* Goal *
Show, in full, each line of the data that contains "Sport".

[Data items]
####################

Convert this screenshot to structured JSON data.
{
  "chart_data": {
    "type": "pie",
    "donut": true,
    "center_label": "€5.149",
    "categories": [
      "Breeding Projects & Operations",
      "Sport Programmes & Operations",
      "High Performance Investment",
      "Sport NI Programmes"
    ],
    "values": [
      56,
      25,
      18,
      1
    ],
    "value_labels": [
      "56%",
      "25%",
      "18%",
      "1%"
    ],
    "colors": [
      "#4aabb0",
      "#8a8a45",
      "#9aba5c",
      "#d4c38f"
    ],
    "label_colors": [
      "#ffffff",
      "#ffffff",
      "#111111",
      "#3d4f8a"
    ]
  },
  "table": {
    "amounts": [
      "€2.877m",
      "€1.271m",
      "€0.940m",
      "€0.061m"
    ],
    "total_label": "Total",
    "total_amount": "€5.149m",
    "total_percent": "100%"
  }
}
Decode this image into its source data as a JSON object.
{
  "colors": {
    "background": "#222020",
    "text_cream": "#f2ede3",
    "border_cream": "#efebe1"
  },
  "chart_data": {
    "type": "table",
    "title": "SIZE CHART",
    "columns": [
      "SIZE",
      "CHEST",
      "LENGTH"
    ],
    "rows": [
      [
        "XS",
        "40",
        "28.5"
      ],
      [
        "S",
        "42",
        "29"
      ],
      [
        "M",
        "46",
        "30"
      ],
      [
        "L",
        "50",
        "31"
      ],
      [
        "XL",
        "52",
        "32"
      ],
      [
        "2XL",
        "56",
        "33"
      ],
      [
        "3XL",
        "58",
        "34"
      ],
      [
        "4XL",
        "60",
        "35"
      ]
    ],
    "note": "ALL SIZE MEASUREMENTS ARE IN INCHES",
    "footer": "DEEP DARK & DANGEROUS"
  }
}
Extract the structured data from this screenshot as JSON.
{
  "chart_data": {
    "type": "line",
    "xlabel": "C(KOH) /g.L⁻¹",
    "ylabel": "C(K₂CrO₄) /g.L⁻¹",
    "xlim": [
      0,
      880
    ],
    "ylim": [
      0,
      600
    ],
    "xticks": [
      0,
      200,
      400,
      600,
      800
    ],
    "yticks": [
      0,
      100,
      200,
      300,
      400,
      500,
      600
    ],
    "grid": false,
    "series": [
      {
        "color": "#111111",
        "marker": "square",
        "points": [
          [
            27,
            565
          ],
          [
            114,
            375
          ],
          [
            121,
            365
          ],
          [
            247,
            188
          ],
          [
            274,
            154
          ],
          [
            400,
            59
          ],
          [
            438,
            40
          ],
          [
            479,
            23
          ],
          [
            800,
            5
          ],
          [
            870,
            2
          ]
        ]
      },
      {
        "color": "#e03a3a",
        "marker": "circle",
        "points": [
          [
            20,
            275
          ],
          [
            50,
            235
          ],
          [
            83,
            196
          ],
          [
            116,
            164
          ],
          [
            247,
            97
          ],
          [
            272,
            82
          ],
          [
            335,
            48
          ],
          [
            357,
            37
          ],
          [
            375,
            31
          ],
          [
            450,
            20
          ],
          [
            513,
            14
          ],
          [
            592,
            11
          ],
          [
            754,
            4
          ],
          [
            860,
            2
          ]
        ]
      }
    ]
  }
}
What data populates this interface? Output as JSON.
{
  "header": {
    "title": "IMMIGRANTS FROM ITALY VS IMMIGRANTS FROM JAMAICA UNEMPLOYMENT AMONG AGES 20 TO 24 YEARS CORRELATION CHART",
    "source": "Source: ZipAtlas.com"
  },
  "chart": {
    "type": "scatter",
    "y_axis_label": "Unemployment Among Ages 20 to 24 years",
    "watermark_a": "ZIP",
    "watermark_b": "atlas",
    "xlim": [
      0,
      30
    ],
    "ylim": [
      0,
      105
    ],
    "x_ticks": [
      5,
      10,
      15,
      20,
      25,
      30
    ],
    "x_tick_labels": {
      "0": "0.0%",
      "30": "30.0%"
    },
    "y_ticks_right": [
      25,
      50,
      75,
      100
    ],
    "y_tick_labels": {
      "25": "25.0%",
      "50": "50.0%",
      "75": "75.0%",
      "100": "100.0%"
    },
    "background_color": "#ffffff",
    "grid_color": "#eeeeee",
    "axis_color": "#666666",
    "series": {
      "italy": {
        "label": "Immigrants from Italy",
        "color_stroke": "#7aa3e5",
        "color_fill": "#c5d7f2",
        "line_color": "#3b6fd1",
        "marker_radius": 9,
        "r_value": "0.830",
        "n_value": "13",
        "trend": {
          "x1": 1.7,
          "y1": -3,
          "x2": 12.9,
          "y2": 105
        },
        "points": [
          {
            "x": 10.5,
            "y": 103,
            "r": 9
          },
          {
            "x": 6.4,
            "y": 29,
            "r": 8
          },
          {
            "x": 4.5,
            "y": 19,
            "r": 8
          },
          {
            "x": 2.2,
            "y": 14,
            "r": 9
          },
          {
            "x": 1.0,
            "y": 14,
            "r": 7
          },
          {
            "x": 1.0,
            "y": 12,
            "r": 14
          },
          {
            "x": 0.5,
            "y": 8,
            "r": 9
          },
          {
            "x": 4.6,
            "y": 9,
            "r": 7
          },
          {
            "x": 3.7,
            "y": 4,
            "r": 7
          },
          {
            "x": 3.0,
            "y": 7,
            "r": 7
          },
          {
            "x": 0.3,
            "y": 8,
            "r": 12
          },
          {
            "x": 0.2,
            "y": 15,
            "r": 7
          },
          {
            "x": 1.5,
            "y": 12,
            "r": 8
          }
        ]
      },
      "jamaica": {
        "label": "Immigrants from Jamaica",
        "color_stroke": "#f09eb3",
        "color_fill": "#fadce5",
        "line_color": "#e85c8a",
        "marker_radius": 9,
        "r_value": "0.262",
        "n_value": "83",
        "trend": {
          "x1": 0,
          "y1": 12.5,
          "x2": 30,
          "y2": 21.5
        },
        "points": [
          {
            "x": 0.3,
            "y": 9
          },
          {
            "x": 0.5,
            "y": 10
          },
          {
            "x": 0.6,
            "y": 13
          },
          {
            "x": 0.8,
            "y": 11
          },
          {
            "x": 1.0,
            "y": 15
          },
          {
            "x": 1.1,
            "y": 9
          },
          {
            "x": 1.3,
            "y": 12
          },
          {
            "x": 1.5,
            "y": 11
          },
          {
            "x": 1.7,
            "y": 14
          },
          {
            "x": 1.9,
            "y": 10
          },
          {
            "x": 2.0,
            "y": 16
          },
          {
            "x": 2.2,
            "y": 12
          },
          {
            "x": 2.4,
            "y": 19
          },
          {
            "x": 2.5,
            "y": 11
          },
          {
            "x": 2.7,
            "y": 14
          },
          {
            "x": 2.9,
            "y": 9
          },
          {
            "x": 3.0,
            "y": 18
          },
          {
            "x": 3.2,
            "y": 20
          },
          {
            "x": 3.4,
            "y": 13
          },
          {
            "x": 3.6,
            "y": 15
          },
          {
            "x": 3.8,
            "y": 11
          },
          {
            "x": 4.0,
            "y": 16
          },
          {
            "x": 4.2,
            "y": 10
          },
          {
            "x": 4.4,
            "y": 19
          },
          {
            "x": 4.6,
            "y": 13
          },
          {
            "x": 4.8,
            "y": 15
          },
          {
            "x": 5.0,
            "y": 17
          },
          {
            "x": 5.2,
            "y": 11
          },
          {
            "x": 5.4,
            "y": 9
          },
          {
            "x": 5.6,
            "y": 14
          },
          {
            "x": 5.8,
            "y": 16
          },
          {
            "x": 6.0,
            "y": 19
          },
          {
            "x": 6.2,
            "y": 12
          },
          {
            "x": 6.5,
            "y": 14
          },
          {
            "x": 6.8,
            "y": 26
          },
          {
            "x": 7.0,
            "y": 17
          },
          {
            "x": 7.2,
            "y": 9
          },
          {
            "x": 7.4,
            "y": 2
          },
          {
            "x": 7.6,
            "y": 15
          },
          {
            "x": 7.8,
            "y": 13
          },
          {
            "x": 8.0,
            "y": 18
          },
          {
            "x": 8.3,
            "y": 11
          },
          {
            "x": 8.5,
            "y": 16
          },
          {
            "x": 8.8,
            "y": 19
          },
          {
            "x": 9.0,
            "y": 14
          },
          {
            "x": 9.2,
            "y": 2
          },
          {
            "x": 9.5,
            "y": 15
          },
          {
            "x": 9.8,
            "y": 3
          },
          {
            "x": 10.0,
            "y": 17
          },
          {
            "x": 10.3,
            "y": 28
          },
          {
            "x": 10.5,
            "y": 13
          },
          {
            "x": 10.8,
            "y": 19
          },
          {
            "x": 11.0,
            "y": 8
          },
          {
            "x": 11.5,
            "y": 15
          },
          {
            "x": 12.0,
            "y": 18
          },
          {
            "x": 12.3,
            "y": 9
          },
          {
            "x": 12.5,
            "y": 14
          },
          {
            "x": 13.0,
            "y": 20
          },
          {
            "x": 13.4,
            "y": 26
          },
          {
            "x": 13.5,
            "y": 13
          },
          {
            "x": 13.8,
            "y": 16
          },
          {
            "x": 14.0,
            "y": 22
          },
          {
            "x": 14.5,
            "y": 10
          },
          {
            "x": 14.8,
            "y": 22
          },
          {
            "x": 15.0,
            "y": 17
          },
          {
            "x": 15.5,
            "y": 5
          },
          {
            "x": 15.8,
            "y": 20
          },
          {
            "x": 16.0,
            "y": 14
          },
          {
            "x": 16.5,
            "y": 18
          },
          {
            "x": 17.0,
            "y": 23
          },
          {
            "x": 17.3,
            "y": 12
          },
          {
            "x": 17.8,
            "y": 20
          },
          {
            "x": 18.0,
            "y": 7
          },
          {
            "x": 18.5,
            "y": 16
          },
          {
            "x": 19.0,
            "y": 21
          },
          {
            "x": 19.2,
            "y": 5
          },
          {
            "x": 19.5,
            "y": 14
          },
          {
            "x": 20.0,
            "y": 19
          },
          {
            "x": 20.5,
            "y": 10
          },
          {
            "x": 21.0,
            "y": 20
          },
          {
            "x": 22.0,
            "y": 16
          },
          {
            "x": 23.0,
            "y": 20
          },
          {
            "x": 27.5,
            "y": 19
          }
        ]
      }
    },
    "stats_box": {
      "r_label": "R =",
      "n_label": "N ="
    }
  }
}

####################

* Full solution *
      "Sport Programmes & Operations",
      "Sport NI Programmes"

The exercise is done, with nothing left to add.